_Instructions to follow_: Within the listing, each line that has the string "hours" should be copied.

_Given records_:
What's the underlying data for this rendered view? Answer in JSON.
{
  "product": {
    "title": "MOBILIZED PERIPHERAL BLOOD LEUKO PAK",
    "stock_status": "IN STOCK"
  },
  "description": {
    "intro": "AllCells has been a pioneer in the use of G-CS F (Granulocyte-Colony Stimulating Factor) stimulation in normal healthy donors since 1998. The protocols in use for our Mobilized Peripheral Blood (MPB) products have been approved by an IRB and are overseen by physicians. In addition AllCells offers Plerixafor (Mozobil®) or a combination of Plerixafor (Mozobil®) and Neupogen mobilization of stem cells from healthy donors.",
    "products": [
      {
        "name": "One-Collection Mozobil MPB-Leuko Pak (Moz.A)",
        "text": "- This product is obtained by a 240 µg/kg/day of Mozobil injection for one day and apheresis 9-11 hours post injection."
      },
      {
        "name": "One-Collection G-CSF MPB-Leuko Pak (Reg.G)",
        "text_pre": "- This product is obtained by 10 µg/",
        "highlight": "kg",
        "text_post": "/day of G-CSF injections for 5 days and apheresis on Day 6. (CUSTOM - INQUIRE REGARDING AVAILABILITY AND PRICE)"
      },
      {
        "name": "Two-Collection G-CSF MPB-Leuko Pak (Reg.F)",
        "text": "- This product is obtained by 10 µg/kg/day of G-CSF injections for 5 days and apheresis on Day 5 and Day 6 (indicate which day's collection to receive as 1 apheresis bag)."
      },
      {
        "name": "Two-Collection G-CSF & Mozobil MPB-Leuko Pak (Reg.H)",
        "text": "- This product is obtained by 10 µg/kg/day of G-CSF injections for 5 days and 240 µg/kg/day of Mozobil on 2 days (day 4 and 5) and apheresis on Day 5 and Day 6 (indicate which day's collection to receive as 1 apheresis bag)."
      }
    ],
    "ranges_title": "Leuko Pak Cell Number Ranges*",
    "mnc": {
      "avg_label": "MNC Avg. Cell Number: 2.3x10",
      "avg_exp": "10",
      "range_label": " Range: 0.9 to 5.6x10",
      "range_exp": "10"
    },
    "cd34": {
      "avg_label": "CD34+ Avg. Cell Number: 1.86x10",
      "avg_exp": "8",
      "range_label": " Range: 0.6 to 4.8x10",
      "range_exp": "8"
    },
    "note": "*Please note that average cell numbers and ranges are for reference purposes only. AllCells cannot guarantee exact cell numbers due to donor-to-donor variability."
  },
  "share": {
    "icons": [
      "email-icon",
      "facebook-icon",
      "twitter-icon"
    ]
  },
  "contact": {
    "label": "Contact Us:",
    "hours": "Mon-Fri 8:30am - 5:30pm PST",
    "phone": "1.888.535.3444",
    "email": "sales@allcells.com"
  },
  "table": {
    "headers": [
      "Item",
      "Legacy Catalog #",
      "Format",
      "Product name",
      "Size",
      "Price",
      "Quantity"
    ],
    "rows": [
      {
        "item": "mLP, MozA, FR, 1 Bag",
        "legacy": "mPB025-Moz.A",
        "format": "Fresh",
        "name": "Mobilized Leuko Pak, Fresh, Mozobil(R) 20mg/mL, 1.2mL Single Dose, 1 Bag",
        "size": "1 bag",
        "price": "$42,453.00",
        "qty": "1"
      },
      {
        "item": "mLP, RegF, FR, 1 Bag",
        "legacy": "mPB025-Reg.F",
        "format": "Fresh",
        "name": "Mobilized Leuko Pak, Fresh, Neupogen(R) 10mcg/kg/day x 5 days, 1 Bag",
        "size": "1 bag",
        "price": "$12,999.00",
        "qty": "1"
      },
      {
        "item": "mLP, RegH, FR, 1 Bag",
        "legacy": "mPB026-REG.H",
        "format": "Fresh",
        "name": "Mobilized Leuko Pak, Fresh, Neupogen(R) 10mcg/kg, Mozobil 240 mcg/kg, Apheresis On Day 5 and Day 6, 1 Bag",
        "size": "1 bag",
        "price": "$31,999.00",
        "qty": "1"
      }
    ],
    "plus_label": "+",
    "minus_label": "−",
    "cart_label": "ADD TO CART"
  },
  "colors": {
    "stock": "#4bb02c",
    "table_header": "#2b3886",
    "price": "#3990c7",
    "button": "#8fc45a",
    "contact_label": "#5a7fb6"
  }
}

_Response_:
        "text": "- This product is obtained by a 240 µg/kg/day of Mozobil injection for one day and apheresis 9-11 hours post injection."
    "hours": "Mon-Fri 8:30am - 5:30pm PST",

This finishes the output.